Extract all lines that hold the string "Letter".
++++++++++++++++++++
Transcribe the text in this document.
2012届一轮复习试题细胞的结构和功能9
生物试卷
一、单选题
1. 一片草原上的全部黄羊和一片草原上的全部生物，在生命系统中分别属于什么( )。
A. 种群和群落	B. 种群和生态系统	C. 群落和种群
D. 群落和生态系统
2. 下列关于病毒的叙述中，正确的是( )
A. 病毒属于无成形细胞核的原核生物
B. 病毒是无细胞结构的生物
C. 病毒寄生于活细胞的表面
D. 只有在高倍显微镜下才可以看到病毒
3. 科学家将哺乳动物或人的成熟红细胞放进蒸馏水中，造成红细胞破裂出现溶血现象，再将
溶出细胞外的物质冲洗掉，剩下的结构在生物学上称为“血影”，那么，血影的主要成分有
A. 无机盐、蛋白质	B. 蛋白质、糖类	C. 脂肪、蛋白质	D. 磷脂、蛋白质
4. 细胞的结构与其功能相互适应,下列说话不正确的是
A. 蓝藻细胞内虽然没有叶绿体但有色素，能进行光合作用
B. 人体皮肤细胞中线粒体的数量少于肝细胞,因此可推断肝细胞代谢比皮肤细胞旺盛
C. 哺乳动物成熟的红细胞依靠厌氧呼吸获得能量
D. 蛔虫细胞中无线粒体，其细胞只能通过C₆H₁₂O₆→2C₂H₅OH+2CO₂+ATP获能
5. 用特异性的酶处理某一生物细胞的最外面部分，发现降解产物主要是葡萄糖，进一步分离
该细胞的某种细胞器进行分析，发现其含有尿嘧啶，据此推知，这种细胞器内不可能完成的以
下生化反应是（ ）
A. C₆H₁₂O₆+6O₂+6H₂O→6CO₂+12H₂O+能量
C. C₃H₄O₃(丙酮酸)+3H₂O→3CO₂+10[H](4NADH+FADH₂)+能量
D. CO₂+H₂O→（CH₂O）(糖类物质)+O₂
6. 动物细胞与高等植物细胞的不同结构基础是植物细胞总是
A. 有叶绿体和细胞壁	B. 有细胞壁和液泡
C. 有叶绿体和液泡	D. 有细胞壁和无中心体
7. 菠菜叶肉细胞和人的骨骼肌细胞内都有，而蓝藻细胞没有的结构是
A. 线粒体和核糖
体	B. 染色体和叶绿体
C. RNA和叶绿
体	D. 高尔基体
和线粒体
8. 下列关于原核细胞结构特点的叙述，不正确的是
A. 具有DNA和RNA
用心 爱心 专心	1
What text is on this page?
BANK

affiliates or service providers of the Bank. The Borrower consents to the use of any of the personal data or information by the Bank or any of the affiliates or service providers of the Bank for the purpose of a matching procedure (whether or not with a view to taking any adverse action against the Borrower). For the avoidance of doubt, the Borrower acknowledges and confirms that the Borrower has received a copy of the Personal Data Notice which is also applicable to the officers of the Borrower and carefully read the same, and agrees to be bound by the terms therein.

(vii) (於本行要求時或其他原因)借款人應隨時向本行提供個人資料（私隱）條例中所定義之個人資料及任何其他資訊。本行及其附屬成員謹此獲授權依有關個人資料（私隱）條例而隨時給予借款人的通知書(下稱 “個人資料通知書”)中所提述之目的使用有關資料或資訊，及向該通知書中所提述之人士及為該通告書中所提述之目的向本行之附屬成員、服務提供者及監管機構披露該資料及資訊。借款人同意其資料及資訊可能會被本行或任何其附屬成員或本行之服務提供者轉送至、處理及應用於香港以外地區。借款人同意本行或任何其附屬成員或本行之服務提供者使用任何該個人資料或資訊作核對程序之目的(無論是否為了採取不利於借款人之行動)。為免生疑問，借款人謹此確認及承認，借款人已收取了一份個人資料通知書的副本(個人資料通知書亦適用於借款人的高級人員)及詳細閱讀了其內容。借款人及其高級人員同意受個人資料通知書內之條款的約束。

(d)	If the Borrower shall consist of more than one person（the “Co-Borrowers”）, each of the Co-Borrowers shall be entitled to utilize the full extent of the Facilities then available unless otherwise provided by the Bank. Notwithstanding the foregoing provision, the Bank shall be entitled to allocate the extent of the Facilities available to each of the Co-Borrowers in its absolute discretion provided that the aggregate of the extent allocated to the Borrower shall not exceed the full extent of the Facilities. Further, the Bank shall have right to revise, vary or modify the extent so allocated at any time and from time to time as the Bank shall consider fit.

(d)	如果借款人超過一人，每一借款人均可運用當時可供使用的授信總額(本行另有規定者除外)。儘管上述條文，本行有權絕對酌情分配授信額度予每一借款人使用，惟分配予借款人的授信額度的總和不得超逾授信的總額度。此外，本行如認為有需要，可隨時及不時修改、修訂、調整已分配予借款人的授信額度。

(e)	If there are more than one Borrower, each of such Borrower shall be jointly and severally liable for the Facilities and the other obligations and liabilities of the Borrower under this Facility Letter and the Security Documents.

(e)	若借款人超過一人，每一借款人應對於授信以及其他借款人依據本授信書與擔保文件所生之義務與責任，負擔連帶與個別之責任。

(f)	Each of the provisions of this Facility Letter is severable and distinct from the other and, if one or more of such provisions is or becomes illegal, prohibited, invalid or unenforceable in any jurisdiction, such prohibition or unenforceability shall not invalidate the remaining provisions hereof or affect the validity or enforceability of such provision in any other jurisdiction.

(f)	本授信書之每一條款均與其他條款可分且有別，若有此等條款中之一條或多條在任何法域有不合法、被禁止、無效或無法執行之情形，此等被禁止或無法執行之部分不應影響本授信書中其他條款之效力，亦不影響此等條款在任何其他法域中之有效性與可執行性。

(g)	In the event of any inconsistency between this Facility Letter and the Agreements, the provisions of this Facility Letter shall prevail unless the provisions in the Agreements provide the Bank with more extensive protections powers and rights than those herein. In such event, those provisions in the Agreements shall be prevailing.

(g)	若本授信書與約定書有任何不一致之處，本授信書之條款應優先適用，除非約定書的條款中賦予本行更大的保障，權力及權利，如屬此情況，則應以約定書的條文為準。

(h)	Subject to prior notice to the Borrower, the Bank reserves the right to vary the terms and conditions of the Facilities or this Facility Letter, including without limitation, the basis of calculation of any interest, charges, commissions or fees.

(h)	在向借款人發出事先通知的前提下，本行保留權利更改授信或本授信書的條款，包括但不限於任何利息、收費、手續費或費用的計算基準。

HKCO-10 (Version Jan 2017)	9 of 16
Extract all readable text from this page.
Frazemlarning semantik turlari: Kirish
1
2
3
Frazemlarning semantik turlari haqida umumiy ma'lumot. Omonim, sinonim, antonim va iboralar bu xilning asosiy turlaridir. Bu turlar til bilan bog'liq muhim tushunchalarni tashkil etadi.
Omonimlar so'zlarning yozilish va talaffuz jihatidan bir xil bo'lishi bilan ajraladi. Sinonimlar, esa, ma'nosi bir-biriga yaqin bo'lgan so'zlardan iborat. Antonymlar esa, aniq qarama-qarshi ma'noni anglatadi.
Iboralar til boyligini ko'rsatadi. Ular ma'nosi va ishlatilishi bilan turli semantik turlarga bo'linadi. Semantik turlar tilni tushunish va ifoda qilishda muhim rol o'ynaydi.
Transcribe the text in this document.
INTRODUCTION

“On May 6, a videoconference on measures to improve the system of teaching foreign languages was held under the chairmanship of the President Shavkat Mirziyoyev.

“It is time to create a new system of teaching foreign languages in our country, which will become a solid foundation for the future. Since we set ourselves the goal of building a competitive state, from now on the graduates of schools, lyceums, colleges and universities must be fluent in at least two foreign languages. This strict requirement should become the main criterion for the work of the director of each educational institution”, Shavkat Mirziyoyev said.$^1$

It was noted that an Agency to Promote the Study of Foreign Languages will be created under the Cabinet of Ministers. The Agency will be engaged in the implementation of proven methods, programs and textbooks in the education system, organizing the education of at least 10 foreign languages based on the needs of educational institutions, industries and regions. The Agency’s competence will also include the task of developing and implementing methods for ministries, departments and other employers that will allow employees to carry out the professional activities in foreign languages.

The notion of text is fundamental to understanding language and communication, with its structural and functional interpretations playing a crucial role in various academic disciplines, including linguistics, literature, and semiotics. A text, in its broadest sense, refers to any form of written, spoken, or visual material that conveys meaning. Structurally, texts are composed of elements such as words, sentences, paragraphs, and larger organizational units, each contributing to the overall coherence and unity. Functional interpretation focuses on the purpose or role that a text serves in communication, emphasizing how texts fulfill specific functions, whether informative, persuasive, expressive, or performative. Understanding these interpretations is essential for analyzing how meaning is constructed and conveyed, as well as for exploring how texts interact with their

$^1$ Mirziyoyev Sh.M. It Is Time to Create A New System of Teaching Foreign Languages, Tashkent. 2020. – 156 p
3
++++++++++++++++++++
▶ ANSWER:
(e)	If there are more than one Borrower, each of such Borrower shall be jointly and severally liable for the Facilities and the other obligations and liabilities of the Borrower under this Facility Letter and the Security Documents.
(f)	Each of the provisions of this Facility Letter is severable and distinct from the other and, if one or more of such provisions is or becomes illegal, prohibited, invalid or unenforceable in any jurisdiction, such prohibition or unenforceability shall not invalidate the remaining provisions hereof or affect the validity or enforceability of such provision in any other jurisdiction.
(g)	In the event of any inconsistency between this Facility Letter and the Agreements, the provisions of this Facility Letter shall prevail unless the provisions in the Agreements provide the Bank with more extensive protections powers and rights than those herein. In such event, those provisions in the Agreements shall be prevailing.
(h)	Subject to prior notice to the Borrower, the Bank reserves the right to vary the terms and conditions of the Facilities or this Facility Letter, including without limitation, the basis of calculation of any interest, charges, commissions or fees.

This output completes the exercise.